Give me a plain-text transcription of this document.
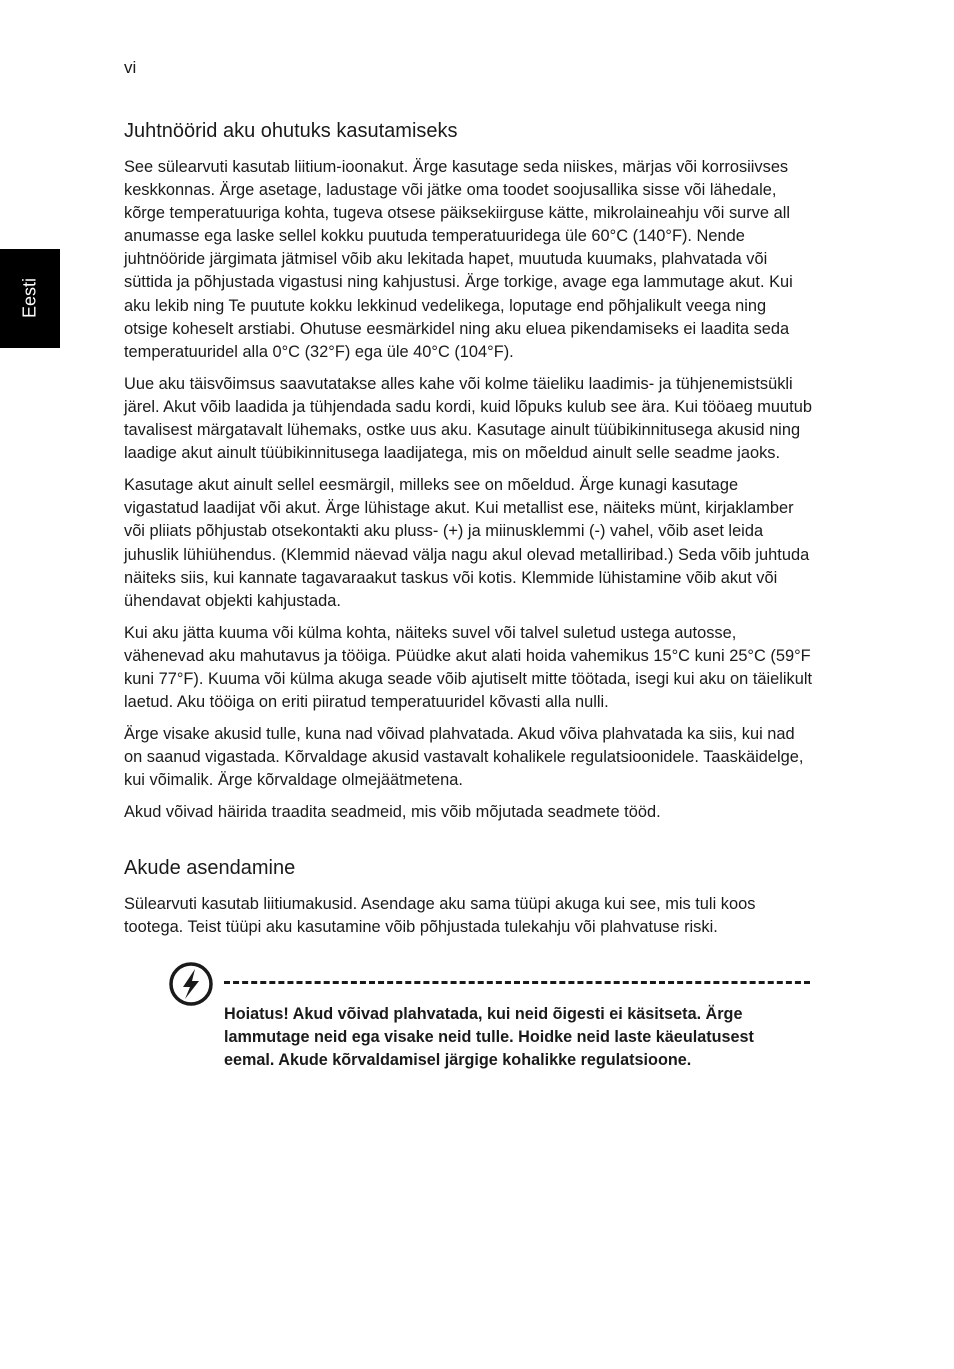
vi
Eesti
Juhtnöörid aku ohutuks kasutamiseks

See sülearvuti kasutab liitium-ioonakut. Ärge kasutage seda niiskes, märjas või korrosiivses keskkonnas. Ärge asetage, ladustage või jätke oma toodet soojusallika sisse või lähedale, kõrge temperatuuriga kohta, tugeva otsese päiksekiirguse kätte, mikrolaineahju või surve all anumasse ega laske sellel kokku puutuda temperatuuridega üle 60°C (140°F). Nende juhtnööride järgimata jätmisel võib aku lekitada hapet, muutuda kuumaks, plahvatada või süttida ja põhjustada vigastusi ning kahjustusi. Ärge torkige, avage ega lammutage akut. Kui aku lekib ning Te puutute kokku lekkinud vedelikega, loputage end põhjalikult veega ning otsige koheselt arstiabi. Ohutuse eesmärkidel ning aku eluea pikendamiseks ei laadita seda temperatuuridel alla 0°C (32°F) ega üle 40°C (104°F).

Uue aku täisvõimsus saavutatakse alles kahe või kolme täieliku laadimis- ja tühjenemistsükli järel. Akut võib laadida ja tühjendada sadu kordi, kuid lõpuks kulub see ära. Kui tööaeg muutub tavalisest märgatavalt lühemaks, ostke uus aku. Kasutage ainult tüübikinnitusega akusid ning laadige akut ainult tüübikinnitusega laadijatega, mis on mõeldud ainult selle seadme jaoks.

Kasutage akut ainult sellel eesmärgil, milleks see on mõeldud. Ärge kunagi kasutage vigastatud laadijat või akut. Ärge lühistage akut. Kui metallist ese, näiteks münt, kirjaklamber või pliiats põhjustab otsekontakti aku pluss- (+) ja miinusklemmi (-) vahel, võib aset leida juhuslik lühiühendus. (Klemmid näevad välja nagu akul olevad metalliribad.) Seda võib juhtuda näiteks siis, kui kannate tagavaraakut taskus või kotis. Klemmide lühistamine võib akut või ühendavat objekti kahjustada.

Kui aku jätta kuuma või külma kohta, näiteks suvel või talvel suletud ustega autosse, vähenevad aku mahutavus ja tööiga. Püüdke akut alati hoida vahemikus 15°C kuni 25°C (59°F kuni 77°F). Kuuma või külma akuga seade võib ajutiselt mitte töötada, isegi kui aku on täielikult laetud. Aku tööiga on eriti piiratud temperatuuridel kõvasti alla nulli.

Ärge visake akusid tulle, kuna nad võivad plahvatada. Akud võiva plahvatada ka siis, kui nad on saanud vigastada. Kõrvaldage akusid vastavalt kohalikele regulatsioonidele. Taaskäidelge, kui võimalik. Ärge kõrvaldage olmejäätmetena.

Akud võivad häirida traadita seadmeid, mis võib mõjutada seadmete tööd.

Akude asendamine

Sülearvuti kasutab liitiumakusid. Asendage aku sama tüüpi akuga kui see, mis tuli koos tootega. Teist tüüpi aku kasutamine võib põhjustada tulekahju või plahvatuse riski.

Hoiatus! Akud võivad plahvatada, kui neid õigesti ei käsitseta. Ärge lammutage neid ega visake neid tulle. Hoidke neid laste käeulatusest eemal. Akude kõrvaldamisel järgige kohalikke regulatsioone.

## AIM OF THE TASK
Look through the entries above; copy every line holding the string "Akude".

## WRITTEN SOLUTION
Akude asendamine
Hoiatus! Akud võivad plahvatada, kui neid õigesti ei käsitseta. Ärge lammutage neid ega visake neid tulle. Hoidke neid laste käeulatusest eemal. Akude kõrvaldamisel järgige kohalikke regulatsioone.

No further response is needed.